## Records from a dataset
^^^^^^^^

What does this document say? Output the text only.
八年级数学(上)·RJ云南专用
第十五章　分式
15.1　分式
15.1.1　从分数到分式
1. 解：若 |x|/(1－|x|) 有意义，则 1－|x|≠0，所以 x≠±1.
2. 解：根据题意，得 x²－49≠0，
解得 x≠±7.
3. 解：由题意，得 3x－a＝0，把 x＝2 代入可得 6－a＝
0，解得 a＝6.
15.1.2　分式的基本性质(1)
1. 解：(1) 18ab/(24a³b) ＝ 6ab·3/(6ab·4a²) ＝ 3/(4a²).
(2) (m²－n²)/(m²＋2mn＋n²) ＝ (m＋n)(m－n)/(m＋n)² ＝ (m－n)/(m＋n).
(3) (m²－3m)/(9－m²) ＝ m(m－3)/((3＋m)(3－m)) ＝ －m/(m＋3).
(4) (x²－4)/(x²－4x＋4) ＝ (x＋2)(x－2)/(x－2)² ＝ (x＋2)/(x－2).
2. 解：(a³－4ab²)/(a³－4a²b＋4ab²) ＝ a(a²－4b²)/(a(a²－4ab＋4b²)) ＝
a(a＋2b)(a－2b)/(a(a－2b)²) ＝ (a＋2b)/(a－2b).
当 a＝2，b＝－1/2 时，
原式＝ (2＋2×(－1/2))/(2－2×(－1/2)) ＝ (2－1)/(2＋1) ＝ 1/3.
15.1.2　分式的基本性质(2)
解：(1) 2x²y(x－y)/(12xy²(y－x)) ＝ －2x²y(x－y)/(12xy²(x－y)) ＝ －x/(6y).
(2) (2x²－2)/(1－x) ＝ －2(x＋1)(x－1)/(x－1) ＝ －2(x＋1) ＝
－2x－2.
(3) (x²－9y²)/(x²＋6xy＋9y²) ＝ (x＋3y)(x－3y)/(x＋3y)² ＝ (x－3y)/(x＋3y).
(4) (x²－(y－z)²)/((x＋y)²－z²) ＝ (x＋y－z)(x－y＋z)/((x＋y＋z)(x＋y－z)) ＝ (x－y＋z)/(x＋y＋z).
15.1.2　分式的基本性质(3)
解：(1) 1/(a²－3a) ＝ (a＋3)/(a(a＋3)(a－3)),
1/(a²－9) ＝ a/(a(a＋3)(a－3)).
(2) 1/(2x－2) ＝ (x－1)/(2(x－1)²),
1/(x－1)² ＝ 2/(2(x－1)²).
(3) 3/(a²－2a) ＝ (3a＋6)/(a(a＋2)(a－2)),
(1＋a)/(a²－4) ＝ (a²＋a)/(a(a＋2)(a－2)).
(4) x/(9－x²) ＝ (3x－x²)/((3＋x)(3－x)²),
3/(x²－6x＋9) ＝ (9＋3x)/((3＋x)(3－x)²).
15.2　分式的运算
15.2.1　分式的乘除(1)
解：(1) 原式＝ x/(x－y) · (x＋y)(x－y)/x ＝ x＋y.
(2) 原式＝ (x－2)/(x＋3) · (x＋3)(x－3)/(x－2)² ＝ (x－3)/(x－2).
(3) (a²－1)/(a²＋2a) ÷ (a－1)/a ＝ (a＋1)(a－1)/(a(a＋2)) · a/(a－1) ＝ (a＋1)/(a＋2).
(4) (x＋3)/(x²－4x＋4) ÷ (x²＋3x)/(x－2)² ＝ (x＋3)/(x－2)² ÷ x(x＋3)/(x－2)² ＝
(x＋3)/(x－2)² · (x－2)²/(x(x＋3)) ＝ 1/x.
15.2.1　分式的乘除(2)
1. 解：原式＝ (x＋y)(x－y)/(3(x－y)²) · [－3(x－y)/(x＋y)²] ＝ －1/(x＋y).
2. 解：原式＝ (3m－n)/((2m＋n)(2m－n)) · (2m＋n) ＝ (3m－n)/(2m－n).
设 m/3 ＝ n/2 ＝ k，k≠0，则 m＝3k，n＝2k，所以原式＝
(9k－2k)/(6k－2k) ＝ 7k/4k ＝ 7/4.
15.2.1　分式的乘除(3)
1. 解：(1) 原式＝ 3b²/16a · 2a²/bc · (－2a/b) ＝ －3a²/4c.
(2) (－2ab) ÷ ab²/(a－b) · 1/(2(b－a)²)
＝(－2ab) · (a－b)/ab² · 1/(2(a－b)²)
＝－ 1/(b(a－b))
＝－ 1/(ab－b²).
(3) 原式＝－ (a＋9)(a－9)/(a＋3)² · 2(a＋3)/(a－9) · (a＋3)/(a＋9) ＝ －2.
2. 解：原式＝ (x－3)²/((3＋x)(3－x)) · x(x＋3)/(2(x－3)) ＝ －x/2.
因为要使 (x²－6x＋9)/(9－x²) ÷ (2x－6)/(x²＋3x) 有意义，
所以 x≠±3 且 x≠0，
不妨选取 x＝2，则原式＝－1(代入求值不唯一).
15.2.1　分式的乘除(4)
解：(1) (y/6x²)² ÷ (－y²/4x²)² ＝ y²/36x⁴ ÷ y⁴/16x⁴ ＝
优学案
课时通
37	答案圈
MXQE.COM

^^^^^^^^

## WHAT TO WORK ON
List all lines in the material containing the string "分式的乘除".

## EXERCISE ANSWER
15.2.1　分式的乘除(1)
15.2.1　分式的乘除(2)
15.2.1　分式的乘除(3)
15.2.1　分式的乘除(4)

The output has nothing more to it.